DIRECTIONS »
(A) According to the abstract on locomotor recovery after spinal cord injury, into how many chapters is the dissertation divided?
(B) Extend the abstract on locomotor recovery after spinal cord injury, beginning after its final sentence.

Functional Locomotor Recovery After Spinal Cord Injury Using AI-Based Closed-Loop Stimulation

Abstract

Spinal cord injury (SCI) is a devastating condition that severely impairs locomotor function and affects multiple body systems. With millions of people worldwide affected by SCI and new injuries occurring frequently not only from diseases but also from everyday activities such as car accidents, falls, violence, sports, and so on, there is an urgent need to explore effective strategies for restoring motor abilities. This dissertation is divided into four chapters, aiming to investigate and develop innovative approaches to regain locomotor function after SCI.

The study begins with an examination of sensory feedback deficits following SCI and proposes the hypothesis that augmenting weakened sensory feedback through electrical stimulation augmenting plantar cutaneous sensory feedback can enhance motor output and improve locomotion. An in-depth analysis of spindle afferent feedback from ankle extensor muscles and the generation of afferent volleys corresponding to plantar cutaneous sensory feedback through electrical stimulation on the distal-tibial nerve is conducted in the first chapter.

The second chapter focuses on the development and validation of a fully implantable device designed for motion-dependent closed-loop plantar cutaneous augmentation. The system's functionality and performance are thoroughly assessed, ensuring its suitability for the intended purpose. Next, the dissertation explores the effects of augmented plantar cutaneous feedback on ankle plantarflexion and dorsiflexion during locomotion. Closed-loop distal-tibial nerve stimulation using the developed fully implantable device that is introduced in the second chapter was utilized to investigate its impact on ankle joint movement.

[Dataset entries]

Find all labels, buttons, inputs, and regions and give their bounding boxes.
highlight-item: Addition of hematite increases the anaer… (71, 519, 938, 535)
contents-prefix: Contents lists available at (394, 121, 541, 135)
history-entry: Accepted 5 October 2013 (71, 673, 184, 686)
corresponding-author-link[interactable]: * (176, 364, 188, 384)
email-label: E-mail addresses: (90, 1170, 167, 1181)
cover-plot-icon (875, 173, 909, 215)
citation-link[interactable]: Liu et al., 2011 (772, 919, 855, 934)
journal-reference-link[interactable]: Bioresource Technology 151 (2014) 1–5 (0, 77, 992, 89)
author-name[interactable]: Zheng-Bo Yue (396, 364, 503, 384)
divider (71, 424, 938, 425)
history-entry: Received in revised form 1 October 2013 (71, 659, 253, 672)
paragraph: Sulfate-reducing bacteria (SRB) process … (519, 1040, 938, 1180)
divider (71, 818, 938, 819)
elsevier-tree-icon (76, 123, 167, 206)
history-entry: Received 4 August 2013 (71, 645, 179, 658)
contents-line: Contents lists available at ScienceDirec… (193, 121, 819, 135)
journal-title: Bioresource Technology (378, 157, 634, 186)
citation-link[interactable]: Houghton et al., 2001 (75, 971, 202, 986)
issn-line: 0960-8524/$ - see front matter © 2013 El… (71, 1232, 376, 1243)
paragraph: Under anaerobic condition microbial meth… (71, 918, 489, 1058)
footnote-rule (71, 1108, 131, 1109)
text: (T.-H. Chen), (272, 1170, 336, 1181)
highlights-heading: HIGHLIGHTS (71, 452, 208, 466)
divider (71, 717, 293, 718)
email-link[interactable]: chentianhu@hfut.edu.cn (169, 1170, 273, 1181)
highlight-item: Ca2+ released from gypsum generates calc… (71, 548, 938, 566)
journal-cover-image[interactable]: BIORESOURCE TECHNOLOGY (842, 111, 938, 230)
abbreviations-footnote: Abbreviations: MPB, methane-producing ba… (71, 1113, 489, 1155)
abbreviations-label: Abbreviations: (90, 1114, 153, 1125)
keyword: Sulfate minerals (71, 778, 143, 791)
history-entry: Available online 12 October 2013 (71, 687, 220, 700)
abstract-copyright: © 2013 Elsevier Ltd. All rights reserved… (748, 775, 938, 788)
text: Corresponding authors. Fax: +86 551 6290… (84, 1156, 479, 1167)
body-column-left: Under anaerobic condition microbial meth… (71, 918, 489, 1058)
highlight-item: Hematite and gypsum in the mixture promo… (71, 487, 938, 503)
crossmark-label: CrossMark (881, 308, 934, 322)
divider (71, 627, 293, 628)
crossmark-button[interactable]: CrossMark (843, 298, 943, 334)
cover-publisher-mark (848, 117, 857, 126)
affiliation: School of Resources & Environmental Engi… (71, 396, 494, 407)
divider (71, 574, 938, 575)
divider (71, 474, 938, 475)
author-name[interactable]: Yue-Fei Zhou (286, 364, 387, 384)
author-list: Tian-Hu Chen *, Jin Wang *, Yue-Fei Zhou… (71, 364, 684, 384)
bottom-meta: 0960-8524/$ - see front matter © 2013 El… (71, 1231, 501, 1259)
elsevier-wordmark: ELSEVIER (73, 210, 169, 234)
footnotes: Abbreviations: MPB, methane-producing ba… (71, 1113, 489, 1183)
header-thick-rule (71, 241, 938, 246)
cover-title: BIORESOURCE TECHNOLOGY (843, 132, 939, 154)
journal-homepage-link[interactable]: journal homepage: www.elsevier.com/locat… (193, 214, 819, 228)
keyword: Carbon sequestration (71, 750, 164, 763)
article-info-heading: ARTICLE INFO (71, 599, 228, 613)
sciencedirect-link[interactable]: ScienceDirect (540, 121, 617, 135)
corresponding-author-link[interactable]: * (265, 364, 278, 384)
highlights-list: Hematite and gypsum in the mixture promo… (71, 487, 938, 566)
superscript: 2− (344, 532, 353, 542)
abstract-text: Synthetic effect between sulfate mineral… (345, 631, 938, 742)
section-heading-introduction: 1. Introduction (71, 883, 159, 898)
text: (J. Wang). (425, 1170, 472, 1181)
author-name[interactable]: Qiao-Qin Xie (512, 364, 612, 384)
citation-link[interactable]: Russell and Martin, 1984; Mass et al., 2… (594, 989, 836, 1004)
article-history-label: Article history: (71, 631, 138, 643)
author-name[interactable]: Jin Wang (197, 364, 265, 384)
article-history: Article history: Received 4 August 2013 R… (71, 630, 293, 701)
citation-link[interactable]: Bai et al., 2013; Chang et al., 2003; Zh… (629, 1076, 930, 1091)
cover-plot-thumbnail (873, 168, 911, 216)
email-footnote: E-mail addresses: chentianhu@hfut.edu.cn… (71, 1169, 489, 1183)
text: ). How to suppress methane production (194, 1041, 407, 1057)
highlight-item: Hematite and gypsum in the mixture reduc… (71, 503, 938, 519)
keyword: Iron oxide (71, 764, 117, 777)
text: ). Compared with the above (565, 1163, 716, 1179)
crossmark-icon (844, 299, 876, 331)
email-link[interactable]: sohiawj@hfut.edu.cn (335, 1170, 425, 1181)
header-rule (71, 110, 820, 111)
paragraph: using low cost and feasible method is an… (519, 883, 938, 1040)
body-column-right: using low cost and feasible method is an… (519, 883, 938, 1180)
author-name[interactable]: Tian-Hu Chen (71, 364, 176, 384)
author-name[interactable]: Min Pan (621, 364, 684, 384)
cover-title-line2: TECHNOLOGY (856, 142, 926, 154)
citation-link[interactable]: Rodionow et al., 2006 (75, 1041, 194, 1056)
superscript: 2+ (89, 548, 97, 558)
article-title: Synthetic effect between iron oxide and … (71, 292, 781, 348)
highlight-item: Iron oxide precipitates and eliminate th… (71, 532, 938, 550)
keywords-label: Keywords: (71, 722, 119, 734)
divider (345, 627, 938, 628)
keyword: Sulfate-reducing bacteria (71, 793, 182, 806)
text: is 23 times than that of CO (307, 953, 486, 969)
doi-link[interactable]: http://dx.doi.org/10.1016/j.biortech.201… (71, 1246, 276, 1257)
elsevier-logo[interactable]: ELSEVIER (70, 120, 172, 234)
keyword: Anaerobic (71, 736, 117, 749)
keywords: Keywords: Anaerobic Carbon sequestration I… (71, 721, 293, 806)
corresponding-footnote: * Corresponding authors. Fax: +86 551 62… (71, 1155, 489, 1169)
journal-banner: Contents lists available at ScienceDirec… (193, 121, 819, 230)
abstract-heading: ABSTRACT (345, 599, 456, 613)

ANSWERS BY ITEM NUMBER »
(A) Four chapters.

(B)
Lastly, an AI-based closed-loop peripheral nerve stimulation approach is introduced, employing state-of-the-art edge AI technology to restore locomotor function after SCI. The performance of this novel approach is evaluated using an SCI rat model, demonstrating its potential as an effective neural interface tool for enhancing locomotion, and reducing human intervention to generate optimized stimulation pulses for maximum effectiveness of closed-loop electrical stimulation on gait rehabilitation after SCI.

This dissertation contributes to the understanding of locomotor rehabilitation after SCI and presents innovative strategies for augmenting motor function. By addressing the deficits in sensory feedback and exploring novel stimulation techniques, this research opens new avenues for improving locomotor outcomes in individuals with SCI. The findings from this study have implications for the development of next-generation neural interface systems and provide valuable insights into the restoration of locomotor function in the context of spinal cord injury.